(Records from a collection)
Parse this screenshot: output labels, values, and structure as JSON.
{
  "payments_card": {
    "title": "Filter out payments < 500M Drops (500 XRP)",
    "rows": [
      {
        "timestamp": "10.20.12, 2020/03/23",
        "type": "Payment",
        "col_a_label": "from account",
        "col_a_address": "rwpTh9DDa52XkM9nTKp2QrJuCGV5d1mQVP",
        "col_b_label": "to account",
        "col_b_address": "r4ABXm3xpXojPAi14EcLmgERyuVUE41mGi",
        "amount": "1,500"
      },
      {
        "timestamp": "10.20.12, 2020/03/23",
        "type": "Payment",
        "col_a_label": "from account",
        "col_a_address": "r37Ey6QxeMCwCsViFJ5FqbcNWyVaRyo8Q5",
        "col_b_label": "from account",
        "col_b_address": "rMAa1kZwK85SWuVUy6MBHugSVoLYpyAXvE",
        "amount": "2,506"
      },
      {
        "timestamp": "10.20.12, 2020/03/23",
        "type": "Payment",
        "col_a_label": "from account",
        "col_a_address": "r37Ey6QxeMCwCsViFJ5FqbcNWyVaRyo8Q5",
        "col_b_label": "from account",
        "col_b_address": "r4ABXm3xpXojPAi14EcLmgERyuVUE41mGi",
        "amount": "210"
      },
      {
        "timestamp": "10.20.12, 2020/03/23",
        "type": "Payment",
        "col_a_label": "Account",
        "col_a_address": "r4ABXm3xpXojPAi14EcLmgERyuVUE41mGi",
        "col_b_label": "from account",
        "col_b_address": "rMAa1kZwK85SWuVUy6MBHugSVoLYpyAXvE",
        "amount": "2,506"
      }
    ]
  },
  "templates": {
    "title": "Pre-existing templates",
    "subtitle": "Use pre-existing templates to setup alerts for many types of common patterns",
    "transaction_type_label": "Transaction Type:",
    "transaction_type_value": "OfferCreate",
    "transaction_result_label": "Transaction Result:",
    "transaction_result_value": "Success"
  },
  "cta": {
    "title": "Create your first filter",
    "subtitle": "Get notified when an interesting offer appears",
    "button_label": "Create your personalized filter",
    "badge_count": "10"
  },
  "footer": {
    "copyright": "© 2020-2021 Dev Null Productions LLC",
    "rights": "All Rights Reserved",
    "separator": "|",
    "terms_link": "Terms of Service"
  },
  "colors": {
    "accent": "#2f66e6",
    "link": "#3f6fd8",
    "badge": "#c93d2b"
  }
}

## [Stated goal]
Nothing should be changed: write out all of the data as is.

## [Written reply]
Parse this screenshot: output labels, values, and structure as JSON.
{
  "payments_card": {
    "title": "Filter out payments < 500M Drops (500 XRP)",
    "rows": [
      {
        "timestamp": "10.20.12, 2020/03/23",
        "type": "Payment",
        "col_a_label": "from account",
        "col_a_address": "rwpTh9DDa52XkM9nTKp2QrJuCGV5d1mQVP",
        "col_b_label": "to account",
        "col_b_address": "r4ABXm3xpXojPAi14EcLmgERyuVUE41mGi",
        "amount": "1,500"
      },
      {
        "timestamp": "10.20.12, 2020/03/23",
        "type": "Payment",
        "col_a_label": "from account",
        "col_a_address": "r37Ey6QxeMCwCsViFJ5FqbcNWyVaRyo8Q5",
        "col_b_label": "from account",
        "col_b_address": "rMAa1kZwK85SWuVUy6MBHugSVoLYpyAXvE",
        "amount": "2,506"
      },
      {
        "timestamp": "10.20.12, 2020/03/23",
        "type": "Payment",
        "col_a_label": "from account",
        "col_a_address": "r37Ey6QxeMCwCsViFJ5FqbcNWyVaRyo8Q5",
        "col_b_label": "from account",
        "col_b_address": "r4ABXm3xpXojPAi14EcLmgERyuVUE41mGi",
        "amount": "210"
      },
      {
        "timestamp": "10.20.12, 2020/03/23",
        "type": "Payment",
        "col_a_label": "Account",
        "col_a_address": "r4ABXm3xpXojPAi14EcLmgERyuVUE41mGi",
        "col_b_label": "from account",
        "col_b_address": "rMAa1kZwK85SWuVUy6MBHugSVoLYpyAXvE",
        "amount": "2,506"
      }
    ]
  },
  "templates": {
    "title": "Pre-existing templates",
    "subtitle": "Use pre-existing templates to setup alerts for many types of common patterns",
    "transaction_type_label": "Transaction Type:",
    "transaction_type_value": "OfferCreate",
    "transaction_result_label": "Transaction Result:",
    "transaction_result_value": "Success"
  },
  "cta": {
    "title": "Create your first filter",
    "subtitle": "Get notified when an interesting offer appears",
    "button_label": "Create your personalized filter",
    "badge_count": "10"
  },
  "footer": {
    "copyright": "© 2020-2021 Dev Null Productions LLC",
    "rights": "All Rights Reserved",
    "separator": "|",
    "terms_link": "Terms of Service"
  },
  "colors": {
    "accent": "#2f66e6",
    "link": "#3f6fd8",
    "badge": "#c93d2b"
  }
}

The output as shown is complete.